Copy every line from the records below that holds the word "methods".

_____

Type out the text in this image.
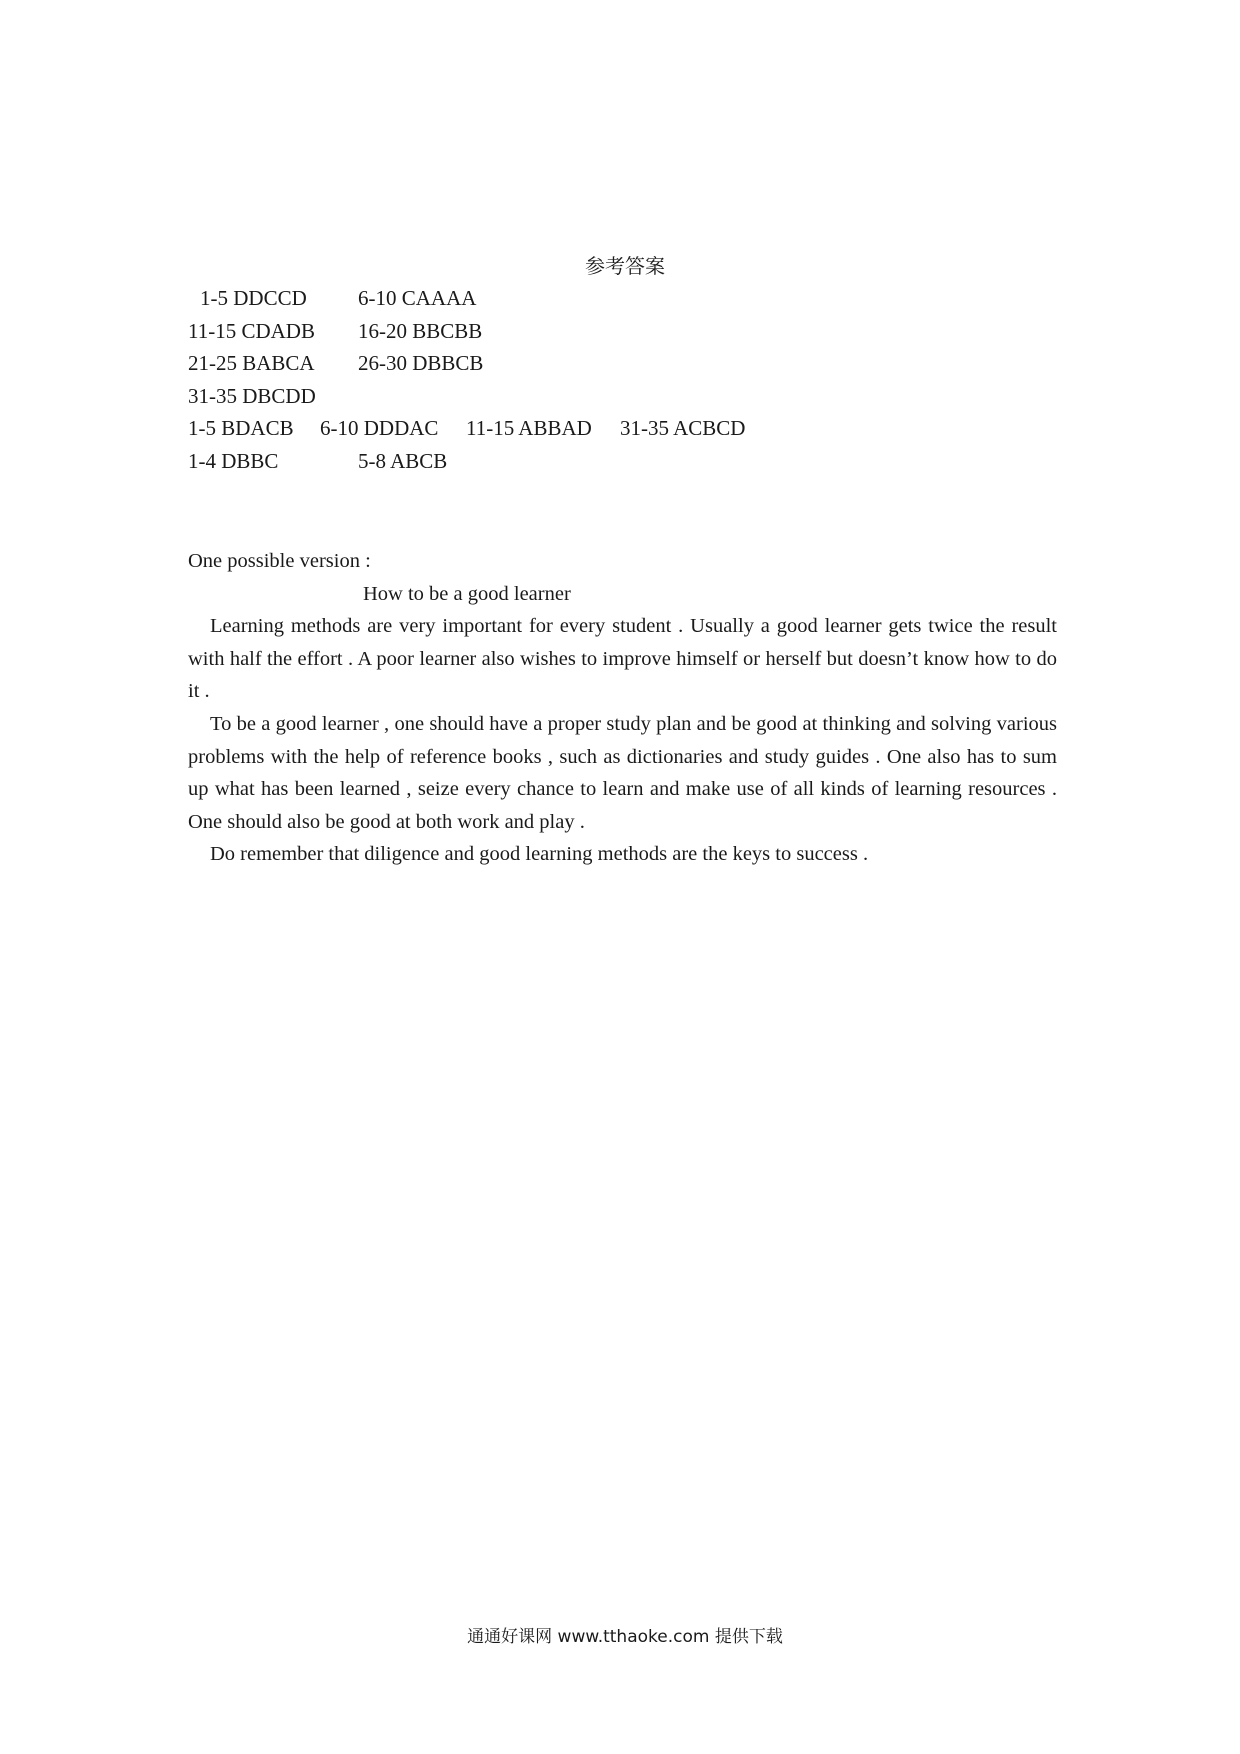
参考答案
1-5 DDCCD 6-10 CAAAA
11-15 CDADB 16-20 BBCBB
21-25 BABCA 26-30 DBBCB
31-35 DBCDD
1-5 BDACB 6-10 DDDAC 11-15 ABBAD 31-35 ACBCD
1-4 DBBC	5-8 ABCB
One possible version :
How to be a good learner

Learning methods are very important for every student . Usually a good learner gets twice the result with half the effort . A poor learner also wishes to improve himself or herself but doesn’t know how to do it .

To be a good learner , one should have a proper study plan and be good at thinking and solving various problems with the help of reference books , such as dictionaries and study guides . One also has to sum up what has been learned , seize every chance to learn and make use of all kinds of learning resources . One should also be good at both work and play .

Do remember that diligence and good learning methods are the keys to success .

通通好课网 www.tthaoke.com 提供下载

_____

• COMPLETE RESPONSE:
Learning methods are very important for every student . Usually a good learner gets twice the result with half the effort . A poor learner also wishes to improve himself or herself but doesn’t know how to do it .
Do remember that diligence and good learning methods are the keys to success .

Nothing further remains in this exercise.